[begin Data to use]
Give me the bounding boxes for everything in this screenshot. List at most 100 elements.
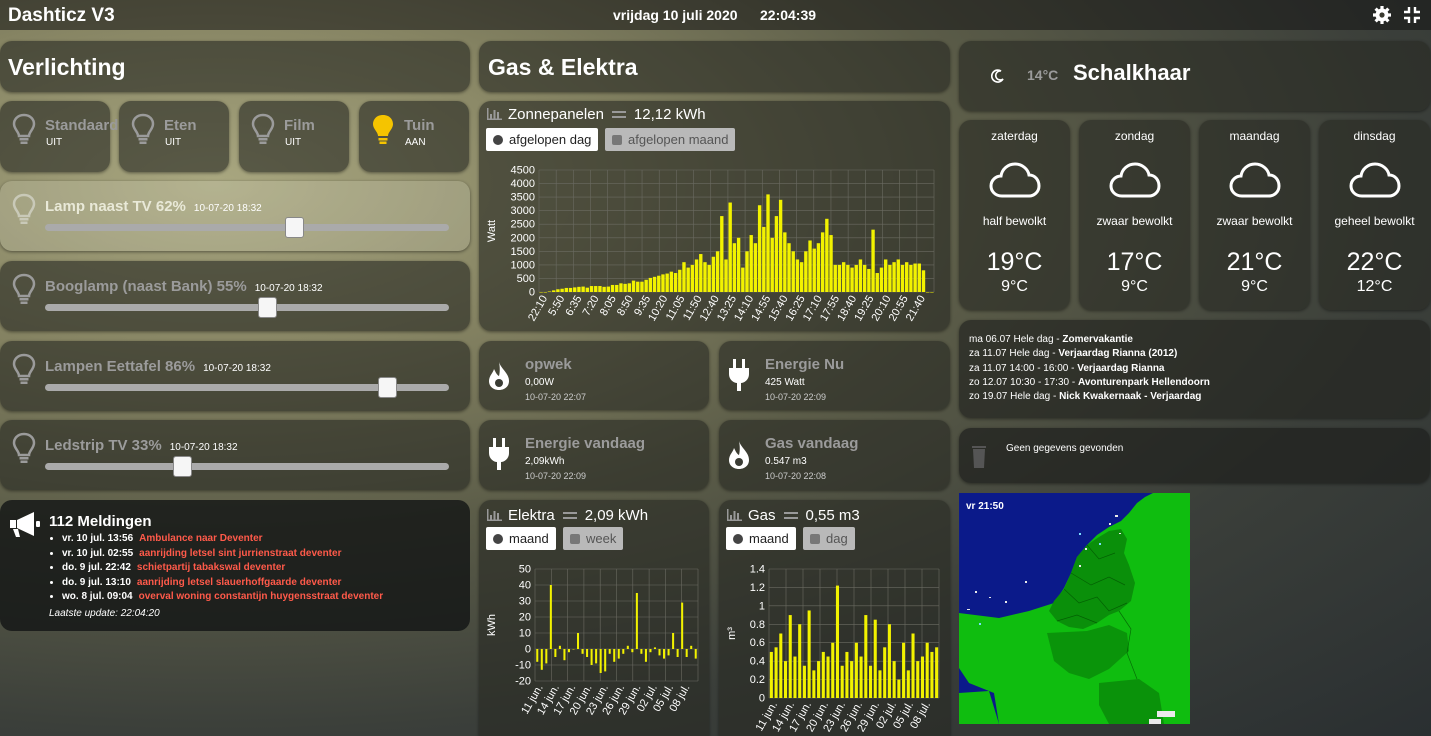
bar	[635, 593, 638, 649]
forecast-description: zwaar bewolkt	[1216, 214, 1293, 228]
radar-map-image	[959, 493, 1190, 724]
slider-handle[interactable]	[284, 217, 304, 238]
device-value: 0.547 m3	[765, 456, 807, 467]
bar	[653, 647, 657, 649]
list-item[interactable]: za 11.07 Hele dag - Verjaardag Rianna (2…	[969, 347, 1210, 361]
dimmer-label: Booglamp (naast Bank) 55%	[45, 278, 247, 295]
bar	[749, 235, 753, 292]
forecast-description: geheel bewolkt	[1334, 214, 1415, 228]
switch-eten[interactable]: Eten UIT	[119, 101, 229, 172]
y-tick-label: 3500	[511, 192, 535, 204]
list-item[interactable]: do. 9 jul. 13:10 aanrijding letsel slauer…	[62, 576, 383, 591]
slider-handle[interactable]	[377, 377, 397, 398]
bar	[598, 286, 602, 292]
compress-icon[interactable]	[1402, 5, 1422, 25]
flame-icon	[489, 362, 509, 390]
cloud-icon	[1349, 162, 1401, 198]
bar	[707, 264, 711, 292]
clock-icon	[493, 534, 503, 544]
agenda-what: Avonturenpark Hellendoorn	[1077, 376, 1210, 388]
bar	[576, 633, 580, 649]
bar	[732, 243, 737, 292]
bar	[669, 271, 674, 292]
[end Data to use]
Job >>
Change every occurrence of "slider-handle" to "slider-knob" in the rows above, leaving everything else unchanged, and leave the pictures out of your answer.

Exercise solution >>
Give me the bounding boxes for everything in this screenshot. List at most 100 elements.
bar	[635, 593, 638, 649]
forecast-description: zwaar bewolkt	[1216, 214, 1293, 228]
radar-map-image	[959, 493, 1190, 724]
slider-knob[interactable]	[284, 217, 304, 238]
device-value: 0.547 m3	[765, 456, 807, 467]
bar	[653, 647, 657, 649]
list-item[interactable]: za 11.07 Hele dag - Verjaardag Rianna (2…	[969, 347, 1210, 361]
dimmer-label: Booglamp (naast Bank) 55%	[45, 278, 247, 295]
bar	[749, 235, 753, 292]
forecast-description: geheel bewolkt	[1334, 214, 1415, 228]
switch-eten[interactable]: Eten UIT	[119, 101, 229, 172]
y-tick-label: 3500	[511, 192, 535, 204]
list-item[interactable]: do. 9 jul. 13:10 aanrijding letsel slauer…	[62, 576, 383, 591]
slider-knob[interactable]	[377, 377, 397, 398]
bar	[598, 286, 602, 292]
compress-icon[interactable]	[1402, 5, 1422, 25]
flame-icon	[489, 362, 509, 390]
cloud-icon	[1349, 162, 1401, 198]
bar	[707, 264, 711, 292]
clock-icon	[493, 534, 503, 544]
agenda-what: Avonturenpark Hellendoorn	[1077, 376, 1210, 388]
bar	[576, 633, 580, 649]
bar	[732, 243, 737, 292]
bar	[669, 271, 674, 292]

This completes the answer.